--- Start of Available records ---

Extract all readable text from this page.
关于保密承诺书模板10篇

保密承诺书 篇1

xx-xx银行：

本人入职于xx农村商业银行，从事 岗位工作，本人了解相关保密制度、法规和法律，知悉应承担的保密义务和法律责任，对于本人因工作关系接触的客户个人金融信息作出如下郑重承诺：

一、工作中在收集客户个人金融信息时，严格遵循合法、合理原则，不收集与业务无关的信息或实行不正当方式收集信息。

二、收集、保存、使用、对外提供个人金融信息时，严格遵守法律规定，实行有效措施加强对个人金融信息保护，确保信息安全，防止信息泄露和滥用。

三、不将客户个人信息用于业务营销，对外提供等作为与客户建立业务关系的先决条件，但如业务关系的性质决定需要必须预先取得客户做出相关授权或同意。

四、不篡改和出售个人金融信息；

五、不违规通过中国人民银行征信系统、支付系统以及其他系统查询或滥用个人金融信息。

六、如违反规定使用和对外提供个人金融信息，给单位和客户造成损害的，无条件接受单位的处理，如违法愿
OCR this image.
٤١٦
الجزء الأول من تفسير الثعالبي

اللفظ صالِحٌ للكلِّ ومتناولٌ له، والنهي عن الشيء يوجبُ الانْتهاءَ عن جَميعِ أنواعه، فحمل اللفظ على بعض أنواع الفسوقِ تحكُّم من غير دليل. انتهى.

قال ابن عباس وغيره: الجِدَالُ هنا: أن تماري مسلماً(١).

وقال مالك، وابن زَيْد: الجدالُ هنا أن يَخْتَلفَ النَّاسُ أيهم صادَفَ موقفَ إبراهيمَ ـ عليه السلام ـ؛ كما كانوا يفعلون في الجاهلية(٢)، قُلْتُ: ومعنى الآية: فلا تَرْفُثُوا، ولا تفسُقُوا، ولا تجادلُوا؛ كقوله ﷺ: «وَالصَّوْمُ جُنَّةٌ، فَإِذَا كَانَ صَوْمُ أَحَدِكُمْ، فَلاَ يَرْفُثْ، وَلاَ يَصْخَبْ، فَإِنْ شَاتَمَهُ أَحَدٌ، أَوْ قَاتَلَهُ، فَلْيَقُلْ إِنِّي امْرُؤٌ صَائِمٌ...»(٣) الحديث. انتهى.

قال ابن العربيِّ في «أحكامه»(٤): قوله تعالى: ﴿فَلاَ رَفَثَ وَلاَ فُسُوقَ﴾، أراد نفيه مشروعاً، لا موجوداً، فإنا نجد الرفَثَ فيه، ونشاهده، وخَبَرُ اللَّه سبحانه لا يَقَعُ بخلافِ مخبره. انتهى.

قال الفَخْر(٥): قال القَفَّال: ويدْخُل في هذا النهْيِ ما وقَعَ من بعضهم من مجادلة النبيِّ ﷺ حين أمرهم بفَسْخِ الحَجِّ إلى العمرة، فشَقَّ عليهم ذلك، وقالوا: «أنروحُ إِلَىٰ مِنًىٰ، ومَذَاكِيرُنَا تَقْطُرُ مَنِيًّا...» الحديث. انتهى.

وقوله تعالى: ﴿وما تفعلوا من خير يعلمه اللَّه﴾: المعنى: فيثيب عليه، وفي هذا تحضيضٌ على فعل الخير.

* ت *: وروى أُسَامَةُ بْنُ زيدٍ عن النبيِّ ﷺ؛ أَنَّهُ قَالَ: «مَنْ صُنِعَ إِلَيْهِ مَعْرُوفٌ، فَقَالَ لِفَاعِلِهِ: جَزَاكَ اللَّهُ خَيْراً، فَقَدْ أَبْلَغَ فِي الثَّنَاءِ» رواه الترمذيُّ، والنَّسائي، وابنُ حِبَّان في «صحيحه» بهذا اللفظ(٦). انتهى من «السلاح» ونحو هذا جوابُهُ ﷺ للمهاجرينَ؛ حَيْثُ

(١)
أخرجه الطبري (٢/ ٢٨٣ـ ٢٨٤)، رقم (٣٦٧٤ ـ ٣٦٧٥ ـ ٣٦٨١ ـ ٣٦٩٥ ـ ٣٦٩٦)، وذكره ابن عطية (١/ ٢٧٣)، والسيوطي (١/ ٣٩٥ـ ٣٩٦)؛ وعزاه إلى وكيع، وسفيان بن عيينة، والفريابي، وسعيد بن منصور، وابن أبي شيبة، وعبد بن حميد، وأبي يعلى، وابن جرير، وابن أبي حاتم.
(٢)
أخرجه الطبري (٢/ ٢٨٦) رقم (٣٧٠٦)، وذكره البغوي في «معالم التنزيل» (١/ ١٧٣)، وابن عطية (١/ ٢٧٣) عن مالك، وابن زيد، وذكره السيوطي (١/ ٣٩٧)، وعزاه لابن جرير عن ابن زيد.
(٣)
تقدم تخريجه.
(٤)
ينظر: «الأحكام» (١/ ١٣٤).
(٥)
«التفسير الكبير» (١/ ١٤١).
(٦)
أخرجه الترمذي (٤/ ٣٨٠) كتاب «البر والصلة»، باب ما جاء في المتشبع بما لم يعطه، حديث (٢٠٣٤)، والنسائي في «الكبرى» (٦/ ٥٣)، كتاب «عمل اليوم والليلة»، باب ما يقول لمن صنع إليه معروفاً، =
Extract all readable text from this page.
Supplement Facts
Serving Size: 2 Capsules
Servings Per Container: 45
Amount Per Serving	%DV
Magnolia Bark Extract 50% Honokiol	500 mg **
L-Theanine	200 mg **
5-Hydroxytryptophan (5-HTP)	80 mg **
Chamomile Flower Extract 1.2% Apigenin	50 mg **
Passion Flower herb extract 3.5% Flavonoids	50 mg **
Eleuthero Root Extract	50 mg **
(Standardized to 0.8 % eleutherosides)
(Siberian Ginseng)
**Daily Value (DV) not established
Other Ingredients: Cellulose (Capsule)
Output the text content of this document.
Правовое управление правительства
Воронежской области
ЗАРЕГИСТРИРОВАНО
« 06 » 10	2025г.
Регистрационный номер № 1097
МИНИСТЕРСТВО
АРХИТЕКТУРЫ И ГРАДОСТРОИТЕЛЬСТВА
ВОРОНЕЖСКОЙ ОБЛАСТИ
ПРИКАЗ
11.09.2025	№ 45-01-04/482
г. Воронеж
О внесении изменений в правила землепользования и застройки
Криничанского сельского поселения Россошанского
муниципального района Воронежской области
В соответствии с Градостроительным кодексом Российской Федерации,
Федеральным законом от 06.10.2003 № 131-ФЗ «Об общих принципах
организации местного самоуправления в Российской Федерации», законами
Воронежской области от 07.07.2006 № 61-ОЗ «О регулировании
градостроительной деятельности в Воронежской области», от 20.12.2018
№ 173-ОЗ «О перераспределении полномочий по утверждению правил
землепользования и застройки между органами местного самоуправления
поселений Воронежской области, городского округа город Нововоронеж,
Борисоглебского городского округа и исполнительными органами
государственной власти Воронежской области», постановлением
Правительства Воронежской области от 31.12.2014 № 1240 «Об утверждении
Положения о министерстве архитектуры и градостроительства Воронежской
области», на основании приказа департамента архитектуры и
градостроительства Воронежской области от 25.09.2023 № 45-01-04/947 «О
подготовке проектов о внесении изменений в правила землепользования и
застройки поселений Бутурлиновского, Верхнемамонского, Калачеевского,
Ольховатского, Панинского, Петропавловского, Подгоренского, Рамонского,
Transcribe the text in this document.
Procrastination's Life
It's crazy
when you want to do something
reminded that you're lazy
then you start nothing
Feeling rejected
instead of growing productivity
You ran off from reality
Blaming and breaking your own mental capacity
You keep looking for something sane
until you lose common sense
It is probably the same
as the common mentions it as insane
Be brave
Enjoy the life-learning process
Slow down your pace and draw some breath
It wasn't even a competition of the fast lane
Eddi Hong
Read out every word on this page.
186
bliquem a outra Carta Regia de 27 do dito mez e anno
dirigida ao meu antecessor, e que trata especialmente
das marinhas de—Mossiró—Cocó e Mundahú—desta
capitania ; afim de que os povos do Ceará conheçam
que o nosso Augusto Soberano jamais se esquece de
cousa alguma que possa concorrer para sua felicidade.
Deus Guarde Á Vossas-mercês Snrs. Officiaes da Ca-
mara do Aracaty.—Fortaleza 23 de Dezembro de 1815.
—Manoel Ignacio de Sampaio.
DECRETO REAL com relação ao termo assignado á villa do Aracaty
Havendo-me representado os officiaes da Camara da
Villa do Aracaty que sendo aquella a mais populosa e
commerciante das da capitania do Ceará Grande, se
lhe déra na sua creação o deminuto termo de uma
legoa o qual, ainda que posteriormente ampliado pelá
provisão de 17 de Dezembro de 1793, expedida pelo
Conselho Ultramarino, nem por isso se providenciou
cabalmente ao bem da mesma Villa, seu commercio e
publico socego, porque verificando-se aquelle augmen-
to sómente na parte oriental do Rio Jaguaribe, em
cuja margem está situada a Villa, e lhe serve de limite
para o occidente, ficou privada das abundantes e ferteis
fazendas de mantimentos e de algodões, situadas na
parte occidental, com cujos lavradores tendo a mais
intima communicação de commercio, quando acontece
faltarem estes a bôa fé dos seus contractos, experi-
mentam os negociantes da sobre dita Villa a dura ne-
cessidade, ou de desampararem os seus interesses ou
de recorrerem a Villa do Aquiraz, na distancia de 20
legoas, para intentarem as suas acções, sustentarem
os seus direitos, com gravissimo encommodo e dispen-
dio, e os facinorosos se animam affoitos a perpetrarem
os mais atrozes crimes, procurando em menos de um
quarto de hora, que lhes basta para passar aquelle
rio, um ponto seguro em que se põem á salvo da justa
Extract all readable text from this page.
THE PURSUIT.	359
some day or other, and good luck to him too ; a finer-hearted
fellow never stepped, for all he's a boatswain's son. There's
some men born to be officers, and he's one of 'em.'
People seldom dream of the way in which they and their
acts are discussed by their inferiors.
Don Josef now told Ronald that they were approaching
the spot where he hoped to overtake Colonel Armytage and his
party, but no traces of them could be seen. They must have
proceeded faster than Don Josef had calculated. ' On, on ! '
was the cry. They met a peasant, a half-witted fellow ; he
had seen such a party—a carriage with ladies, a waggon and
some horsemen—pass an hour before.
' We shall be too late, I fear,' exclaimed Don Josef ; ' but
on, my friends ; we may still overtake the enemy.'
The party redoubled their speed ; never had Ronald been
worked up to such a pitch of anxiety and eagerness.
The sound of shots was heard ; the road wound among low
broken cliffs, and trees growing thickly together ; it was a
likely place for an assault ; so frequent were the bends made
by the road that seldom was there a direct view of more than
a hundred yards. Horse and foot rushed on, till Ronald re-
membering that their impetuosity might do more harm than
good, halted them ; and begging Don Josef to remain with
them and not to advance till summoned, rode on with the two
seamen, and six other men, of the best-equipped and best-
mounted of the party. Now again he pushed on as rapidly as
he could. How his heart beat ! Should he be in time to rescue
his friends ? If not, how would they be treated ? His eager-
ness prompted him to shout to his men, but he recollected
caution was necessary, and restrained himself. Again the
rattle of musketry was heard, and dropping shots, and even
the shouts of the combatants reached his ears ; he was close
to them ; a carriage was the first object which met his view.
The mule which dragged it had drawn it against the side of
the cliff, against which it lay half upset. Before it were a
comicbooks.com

--- End of Available records ---

● Work required:
Filter the entries and copy out every line with the word "that".

● Expected output:
reminded that you're lazy
Don Josef now told Ronald that they were approaching
by the road that seldom was there a direct view of more than
membering that their impetuosity might do more harm than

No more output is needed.